**Set task 1**
Reproduce, without any change, the lines of the listing between the line holding "legend-files: Files: [495, 48, 508, 81]" and the line holding "sites-bar: [133, 260, 142, 276]", inclusive.

**Reading passage**
_ _ _ _

Chapter 6, Problem 18QP

Bond Price Movements. Bond X is a premium bond making semiannual payments. The bond has a coupon rate of 8.5 percent, a YTM of 7 percent, and has 13 years to maturity. Bond Y is a discount bond making semiannual payments. This bond has a coupon rate of 7 percent, a YTM of 8.5 percent, and also has 13 years to maturity. What are the prices of these bonds today assuming both bonds have a $1,000 par value? If interest rates remain unchanged, what do you expect the prices of these bonds to be in one year? In three years? In eight years? In 12 years? In 13 years? What’s going on here? Illustrate your answers by graphing bond prices versus time to maturity.

Summary Introduction

To determine: The bond’s price at different periods.

Introduction:

A bond refers to the debt securities issued by the governments or corporations for raising capital. The borrower does not return the face value until maturity. However, the investor receives the coupons every year until the date of maturity.

Bond price or bond value refers to the present value of the future cash inflows of the bond after discounting at the required rate of return.

Answer to Problem 18QP

The price of the bond at different periods is as follows:

Time to maturity (Years)	Bond X	Bond Y
13	$1,126.6776	$883.3285
12	$1,120.4378	$888.5195
10	$1,106.5930	$900.2923
5	$1,062.3745	$939.9184
1	$1,014.2477	$985.9048
0	$1,000.0000	$1,000.0000

Explanation of Solution

Given information:

Bond X is selling at a premium. The coupon rate of Bond X is 8.5 percent and its yield to maturity is 7 percent. The bond will mature in 13 years. Bond Y is selling at a discount. The coupon rate of Bond Y is 7 percent and its yield to maturity is 8.5 percent. The bond will mature in 13 years. Both the bonds make semiannual coupon payments. Assume that the face value of bonds is $1,000.

The formula to calculate annual coupon payment:

$\text{Annual coupon payment}=\text{Face value of the bond}\times \text{Coupon rate}$

The formula to calculate the current price of the bond:

$\text{Bond value}=C\times \frac{\left[1-\frac{1}{{\left(1+r\right)}^t}\right]}{r}+\frac{F}{{\left(1+r\right)}^t}$

Where,

“C” refers to the coupon paid per period

“F” refers to the face value paid at maturity

“r” refers to the yield to maturity

“t” refers to the periods to maturity

Compute the bond price of Bond X at different maturities:

Compute the annual coupon payment of Bond X:

$\begin{array}{c}\text{Annual coupon payment}=\text{Face value of the bond}\times \text{Coupon rate}\\ =\$1,000\times 8.5\%\\ =\$85\end{array}$

Hence, the annual coupon payment of Bond X is $85.

_ _ _ _

**Exercise material**
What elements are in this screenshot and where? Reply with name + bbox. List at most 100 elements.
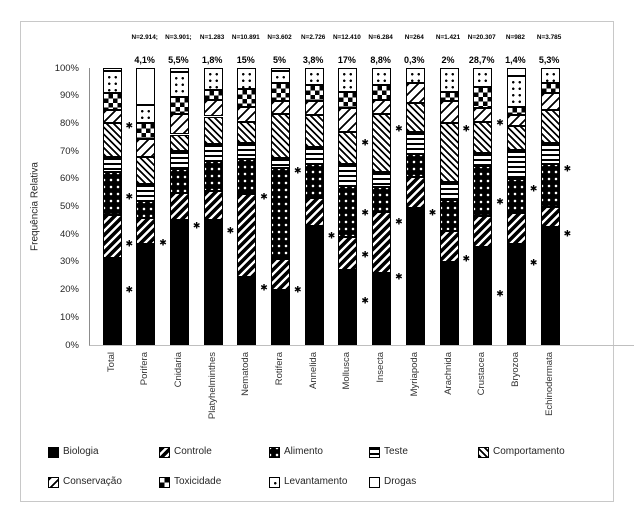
bar-segment-alimento (237, 159, 257, 195)
bar-segment-conservação (136, 138, 156, 157)
legend-swatch-icon (48, 477, 59, 488)
bar-segment-levantamento (405, 68, 425, 84)
bar-segment-controle (169, 192, 189, 221)
bar-segment-toxicidade (169, 97, 189, 114)
bar-segment-biologia (540, 227, 560, 345)
percent-label: 2% (441, 55, 455, 65)
bar-segment-teste (102, 156, 122, 172)
legend-swatch-icon (369, 447, 380, 458)
bar-segment-alimento (304, 163, 324, 199)
bar-segment-toxicidade (338, 91, 358, 109)
bar-segment-alimento (473, 166, 493, 217)
bar-segment-conservação (271, 101, 290, 114)
significance-asterisk: ✱ (428, 207, 437, 218)
bar-segment-toxicidade (271, 83, 290, 102)
bar-segment-controle (304, 198, 324, 226)
bar-segment-levantamento (372, 68, 392, 85)
legend-swatch-icon (369, 477, 380, 488)
bar-segment-levantamento (506, 76, 526, 107)
n-label: N=3.602 (267, 34, 292, 41)
bar-total (102, 68, 122, 345)
bar-segment-levantamento (473, 68, 493, 88)
bar-segment-conservação (405, 83, 425, 103)
legend-label: Drogas (384, 476, 417, 487)
bar-segment-alimento (439, 199, 459, 232)
bar-segment-teste (540, 142, 560, 164)
bar-segment-teste (169, 151, 189, 170)
legend-swatch-icon (159, 447, 170, 458)
bar-segment-toxicidade (506, 106, 526, 116)
significance-asterisk: ✱ (361, 249, 369, 260)
bar-segment-controle (506, 213, 526, 244)
bar-segment-teste (338, 163, 358, 186)
bar-segment-conservação (439, 101, 459, 124)
n-label: N=1.283 (199, 34, 225, 41)
bar-segment-levantamento (439, 68, 459, 92)
bar-segment-controle (439, 231, 459, 262)
bar-segment-conservação (506, 115, 526, 127)
bar-echinodermata (540, 68, 560, 345)
x-category-label: Porifera (139, 352, 151, 386)
bar-segment-conservação (304, 101, 324, 116)
bar-segment-controle (405, 177, 425, 208)
bar-segment-toxicidade (102, 92, 122, 110)
bar-segment-alimento (271, 167, 290, 260)
y-tick-label: 30% (59, 256, 79, 268)
bar-segment-drogas (169, 68, 189, 73)
x-category-label: Echinodermata (543, 352, 555, 416)
significance-asterisk: ✱ (529, 183, 538, 193)
legend-swatch-icon (48, 447, 59, 458)
bar-segment-comportamento (203, 116, 223, 145)
significance-asterisk: ✱ (361, 207, 369, 218)
significance-asterisk: ✱ (529, 257, 538, 268)
bar-segment-alimento (203, 160, 223, 192)
percent-label: 3,8% (302, 55, 324, 65)
bar-segment-levantamento (304, 68, 324, 85)
bar-segment-teste (506, 149, 526, 179)
significance-asterisk: ✱ (294, 284, 302, 295)
y-tick-label: 80% (59, 117, 79, 129)
bar-segment-comportamento (372, 113, 392, 172)
y-tick-label: 0% (65, 339, 79, 351)
y-tick-label: 90% (59, 90, 79, 102)
bar-segment-conservação (338, 108, 358, 132)
bar-segment-conservação (540, 92, 560, 110)
legend-label: Comportamento (493, 446, 565, 457)
percent-label: 5,3% (538, 55, 560, 65)
bar-segment-levantamento (136, 105, 156, 124)
x-category-label: Annelida (307, 352, 319, 389)
x-category-label: Myriapoda (408, 352, 420, 397)
bar-segment-toxicidade (372, 84, 392, 100)
significance-asterisk: ✱ (260, 282, 268, 293)
bar-annelida (304, 68, 324, 345)
bar-segment-toxicidade (136, 123, 156, 139)
bar-segment-teste (405, 131, 425, 154)
bar-segment-controle (271, 259, 290, 290)
significance-asterisk: ✱ (361, 295, 369, 306)
bar-segment-comportamento (304, 115, 324, 147)
significance-asterisk: ✱ (294, 165, 302, 175)
bar-segment-biologia (372, 272, 392, 345)
significance-asterisk: ✱ (462, 253, 471, 264)
bar-nematoda (237, 68, 257, 345)
bar-segment-levantamento (203, 68, 223, 91)
bar-porifera (136, 68, 156, 345)
bar-segment-comportamento (405, 102, 425, 132)
y-tick-label: 70% (59, 145, 79, 157)
n-label: N=3.901; (165, 34, 192, 41)
n-label: N=2.726 (301, 34, 326, 41)
significance-asterisk: ✱ (226, 225, 235, 236)
significance-asterisk: ✱ (361, 137, 369, 148)
bar-cnidaria (169, 68, 189, 345)
bar-rotifera (271, 68, 290, 345)
bar-segment-toxicidade (439, 91, 459, 102)
bar-segment-teste (372, 171, 392, 188)
significance-asterisk: ✱ (395, 271, 403, 282)
bar-segment-teste (271, 158, 290, 168)
bar-segment-alimento (169, 169, 189, 193)
significance-asterisk: ✱ (327, 230, 336, 241)
bar-segment-levantamento (237, 68, 257, 89)
bar-segment-comportamento (338, 131, 358, 164)
percent-label: 1,8% (201, 55, 223, 65)
bar-segment-conservação (473, 108, 493, 123)
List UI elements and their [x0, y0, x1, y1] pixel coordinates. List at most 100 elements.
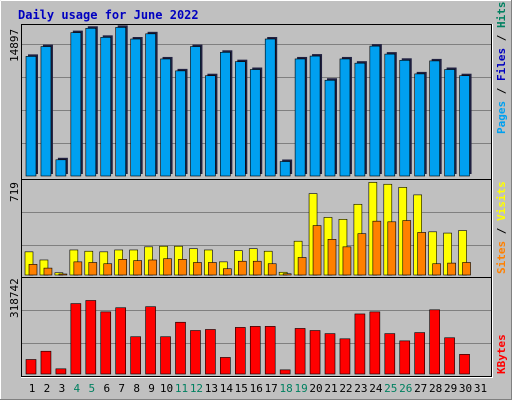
legend-files: Files: [495, 48, 508, 81]
sites-bar: [402, 220, 412, 276]
kbytes-bar: [25, 359, 37, 375]
y-max-label-sites: 719: [8, 182, 21, 202]
kbytes-bar: [399, 340, 411, 375]
legend-separator: /: [495, 221, 508, 241]
day-label: 3: [59, 382, 66, 395]
sites-bar: [103, 263, 113, 276]
sites-bar: [432, 263, 441, 276]
sites-bar: [267, 263, 277, 276]
kbytes-bar: [384, 333, 396, 375]
chart-title: Daily usage for June 2022: [18, 8, 199, 22]
sites-bar: [133, 260, 142, 276]
sites-bar: [28, 264, 38, 276]
hits-bar: [190, 46, 201, 177]
sites-bar: [148, 259, 157, 276]
kbytes-bar: [40, 350, 52, 375]
day-label: 28: [429, 382, 442, 395]
day-label: 27: [414, 382, 427, 395]
legend-pages: Pages: [495, 101, 508, 134]
sites-bar: [88, 262, 98, 276]
legend-sites: Sites: [495, 241, 508, 274]
kbytes-bar: [354, 313, 366, 375]
kbytes-bar: [85, 300, 97, 375]
day-label: 20: [309, 382, 322, 395]
hits-bar: [115, 27, 126, 177]
sites-bar: [58, 273, 68, 276]
day-label: 10: [160, 382, 173, 395]
kbytes-bar: [324, 333, 336, 375]
day-label: 13: [205, 382, 218, 395]
sites-bar: [417, 232, 427, 276]
sites-bar: [297, 257, 307, 276]
kbytes-bar: [294, 328, 306, 375]
sites-bar: [118, 259, 127, 276]
hits-bar: [324, 79, 336, 177]
sites-bar: [447, 262, 456, 276]
hits-bar: [384, 53, 396, 177]
kbytes-bar: [444, 337, 455, 375]
day-label: 1: [29, 382, 36, 395]
hits-bar: [279, 161, 291, 177]
hits-bar: [249, 69, 261, 177]
hits-bar: [100, 37, 112, 177]
hits-bar: [205, 75, 216, 177]
day-label: 7: [118, 382, 125, 395]
hits-bar: [354, 62, 366, 177]
sites-bar: [43, 267, 53, 276]
day-label: 16: [250, 382, 263, 395]
sites-bar: [387, 221, 397, 276]
hits-bar: [160, 58, 171, 177]
sites-bar: [327, 239, 337, 276]
kbytes-bar: [190, 330, 201, 375]
sites-bar: [223, 268, 232, 276]
day-label: 24: [369, 382, 383, 395]
legend-separator: /: [495, 28, 508, 48]
day-label: 17: [265, 382, 278, 395]
kbytes-bar: [235, 327, 246, 375]
day-label: 11: [175, 382, 188, 395]
sites-bar: [357, 233, 367, 276]
hits-bar: [70, 32, 82, 177]
day-labels: 1 2 3 4 5 6 7 8 9 10 11 12 13 14 15 16 17 18 19 20 21 22 23 24 2…: [29, 382, 487, 395]
hits-bar: [414, 73, 426, 177]
day-label: 8: [133, 382, 140, 395]
sites-bar: [73, 261, 83, 276]
day-label: 25: [384, 382, 397, 395]
day-label: 5: [88, 382, 95, 395]
kbytes-bar: [130, 336, 141, 375]
kbytes-bar: [115, 307, 126, 375]
day-label: 31: [474, 382, 487, 395]
day-label: 4: [74, 382, 81, 395]
day-label: 14: [220, 382, 234, 395]
sites-bar: [238, 260, 247, 276]
day-label: 18: [280, 382, 293, 395]
legend-kbytes: KBytes: [495, 334, 508, 374]
sites-bar: [163, 258, 172, 276]
hits-bar: [369, 45, 381, 177]
legend-separator: /: [495, 81, 508, 101]
sites-bar: [312, 225, 322, 276]
sites-bar: [282, 273, 292, 276]
hits-bar: [175, 70, 186, 177]
day-label: 12: [190, 382, 203, 395]
day-label: 26: [399, 382, 412, 395]
kbytes-bar: [55, 368, 67, 375]
day-label: 30: [459, 382, 472, 395]
sites-bar: [208, 262, 217, 276]
hits-bar: [294, 58, 306, 177]
hits-bar: [459, 75, 470, 177]
kbytes-bar: [279, 369, 291, 375]
kbytes-bar: [369, 311, 381, 375]
sites-bar: [372, 220, 382, 276]
y-max-label-kbytes: 318742: [8, 278, 21, 318]
hits-bar: [130, 38, 141, 177]
day-label: 29: [444, 382, 457, 395]
kbytes-bar: [205, 329, 216, 375]
kbytes-bar: [339, 338, 351, 375]
hits-bar: [339, 58, 351, 177]
kbytes-bar: [70, 303, 82, 375]
day-label: 21: [324, 382, 337, 395]
kbytes-bar: [414, 332, 426, 375]
kbytes-bars: [25, 300, 470, 375]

_ _ _ _

**Set task 2**
Carry on the worked bond pricing solution from the point at which it stops.

**Answer 1**
legend-files: Files: [495, 48, 508, 81]
sites-bar: [402, 220, 412, 276]
kbytes-bar: [25, 359, 37, 375]
y-max-label-sites: 719: [8, 182, 21, 202]
kbytes-bar: [399, 340, 411, 375]
legend-separator: /: [495, 221, 508, 241]
day-label: 3: [59, 382, 66, 395]
sites-bar: [103, 263, 113, 276]
sites-bar: [432, 263, 441, 276]
sites-bar: [267, 263, 277, 276]
kbytes-bar: [384, 333, 396, 375]
chart-title: Daily usage for June 2022: [18, 8, 199, 22]
sites-bar: [133, 260, 142, 276]

**Answer 2**
The bond value or the price of Bond X at present:

The bond pays the coupons semiannually. The annual coupon payment is $85. However, the bondholder will receive the same is two equal installments. Hence, semiannual coupon payment or the 6-month coupon payment is $42.50$\left(\$85÷2\right)$.

Secondly, the remaining time to maturity is 13 years. As the coupon payment is semiannual, the semiannual periods to maturity are 26$\left(13\text{ years}\times 2\right)$. In other words, “t” equals to 26 6-month periods.

Thirdly, the yield to maturity is 7 percent per year. As the calculations are semiannual, the yield to maturity must also be semiannual. Hence, the semiannual or 6-month yield to maturity is 3.50 percent $\left(7\%÷2\right)$.

$\begin{array}{c}\text{Bond value}=C\times \frac{\left[1-\frac{1}{{\left(1+r\right)}^t}\right]}{r}+\frac{F}{{\left(1+r\right)}^t}\\ =\$42.50\times \frac{\left[1-\frac{1}{{\left(1+0.035\right)}^{26}}\right]}{0.035}+\frac{\$1,000}{{\left(1+0.035\right)}^{26}}\\ =\$717.8399+\$408.8378\\ =\$1,126.6776\end{array}$

Hence, the current price of the bond is $1,126.6776.

The bond value or the price of Bond X after one year:

The bond pays the coupons semiannually. The annual coupon payment is $85. However, the bondholder will receive the same is two equal installments. Hence, semiannual coupon payment or the 6-month coupon payment is $42.50$\left(\$85÷2\right)$.

Secondly, the remaining time to maturity is 12 years after one year from now. As the coupon payment is semiannual, the semiannual periods to maturity are 24$\left(12\text{ years}\times 2\right)$. In other words, “t” equals to 24 6-month periods.

Thirdly, the yield to maturity is 7 percent per year. As the calculations are semiannual, the yield to maturity must also be semiannual. Hence, the semiannual or 6-month yield to maturity is 3.50 percent $\left(7\%÷2\right)$.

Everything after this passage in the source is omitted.